● **To do**
Write every record out again exactly as given.

(Extracted records)
┄┄┄┄┄┄

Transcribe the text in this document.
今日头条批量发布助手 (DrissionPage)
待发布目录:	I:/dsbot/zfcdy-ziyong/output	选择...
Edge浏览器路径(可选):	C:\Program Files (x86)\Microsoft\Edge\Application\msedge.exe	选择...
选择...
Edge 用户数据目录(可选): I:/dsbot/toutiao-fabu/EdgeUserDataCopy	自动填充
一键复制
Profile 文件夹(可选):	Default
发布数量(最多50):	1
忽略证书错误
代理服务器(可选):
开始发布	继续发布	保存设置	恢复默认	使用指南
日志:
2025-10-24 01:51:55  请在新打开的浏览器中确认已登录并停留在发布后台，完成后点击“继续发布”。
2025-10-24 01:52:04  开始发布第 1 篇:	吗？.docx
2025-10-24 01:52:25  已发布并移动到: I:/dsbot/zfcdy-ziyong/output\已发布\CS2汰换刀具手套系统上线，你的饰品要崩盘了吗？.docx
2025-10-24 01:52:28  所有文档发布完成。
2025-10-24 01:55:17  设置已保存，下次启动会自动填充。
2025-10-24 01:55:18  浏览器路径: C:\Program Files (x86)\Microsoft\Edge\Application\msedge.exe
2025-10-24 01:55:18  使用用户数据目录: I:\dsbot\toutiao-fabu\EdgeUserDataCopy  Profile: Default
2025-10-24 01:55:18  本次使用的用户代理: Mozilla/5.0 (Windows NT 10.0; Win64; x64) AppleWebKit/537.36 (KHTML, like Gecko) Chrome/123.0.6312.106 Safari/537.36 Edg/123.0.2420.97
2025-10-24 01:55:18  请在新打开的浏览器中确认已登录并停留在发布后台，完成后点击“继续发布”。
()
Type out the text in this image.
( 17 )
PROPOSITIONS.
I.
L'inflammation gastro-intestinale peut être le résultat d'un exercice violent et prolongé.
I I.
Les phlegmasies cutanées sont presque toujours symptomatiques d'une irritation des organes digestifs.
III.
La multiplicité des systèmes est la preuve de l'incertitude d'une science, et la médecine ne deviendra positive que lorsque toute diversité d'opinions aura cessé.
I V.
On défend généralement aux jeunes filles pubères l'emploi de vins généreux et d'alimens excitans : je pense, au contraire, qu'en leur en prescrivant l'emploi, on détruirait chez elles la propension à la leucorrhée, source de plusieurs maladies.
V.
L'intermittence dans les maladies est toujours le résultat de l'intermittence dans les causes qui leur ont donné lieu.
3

┄┄┄┄┄┄

● **Task output**
Transcribe the text in this document.
今日头条批量发布助手 (DrissionPage)
待发布目录:	I:/dsbot/zfcdy-ziyong/output	选择...
Edge浏览器路径(可选):	C:\Program Files (x86)\Microsoft\Edge\Application\msedge.exe	选择...
选择...
Edge 用户数据目录(可选): I:/dsbot/toutiao-fabu/EdgeUserDataCopy	自动填充
一键复制
Profile 文件夹(可选):	Default
发布数量(最多50):	1
忽略证书错误
代理服务器(可选):
开始发布	继续发布	保存设置	恢复默认	使用指南
日志:
2025-10-24 01:51:55  请在新打开的浏览器中确认已登录并停留在发布后台，完成后点击“继续发布”。
2025-10-24 01:52:04  开始发布第 1 篇:	吗？.docx
2025-10-24 01:52:25  已发布并移动到: I:/dsbot/zfcdy-ziyong/output\已发布\CS2汰换刀具手套系统上线，你的饰品要崩盘了吗？.docx
2025-10-24 01:52:28  所有文档发布完成。
2025-10-24 01:55:17  设置已保存，下次启动会自动填充。
2025-10-24 01:55:18  浏览器路径: C:\Program Files (x86)\Microsoft\Edge\Application\msedge.exe
2025-10-24 01:55:18  使用用户数据目录: I:\dsbot\toutiao-fabu\EdgeUserDataCopy  Profile: Default
2025-10-24 01:55:18  本次使用的用户代理: Mozilla/5.0 (Windows NT 10.0; Win64; x64) AppleWebKit/537.36 (KHTML, like Gecko) Chrome/123.0.6312.106 Safari/537.36 Edg/123.0.2420.97
2025-10-24 01:55:18  请在新打开的浏览器中确认已登录并停留在发布后台，完成后点击“继续发布”。
()
Type out the text in this image.
( 17 )
PROPOSITIONS.
I.
L'inflammation gastro-intestinale peut être le résultat d'un exercice violent et prolongé.
I I.
Les phlegmasies cutanées sont presque toujours symptomatiques d'une irritation des organes digestifs.
III.
La multiplicité des systèmes est la preuve de l'incertitude d'une science, et la médecine ne deviendra positive que lorsque toute diversité d'opinions aura cessé.
I V.
On défend généralement aux jeunes filles pubères l'emploi de vins généreux et d'alimens excitans : je pense, au contraire, qu'en leur en prescrivant l'emploi, on détruirait chez elles la propension à la leucorrhée, source de plusieurs maladies.
V.
L'intermittence dans les maladies est toujours le résultat de l'intermittence dans les causes qui leur ont donné lieu.
3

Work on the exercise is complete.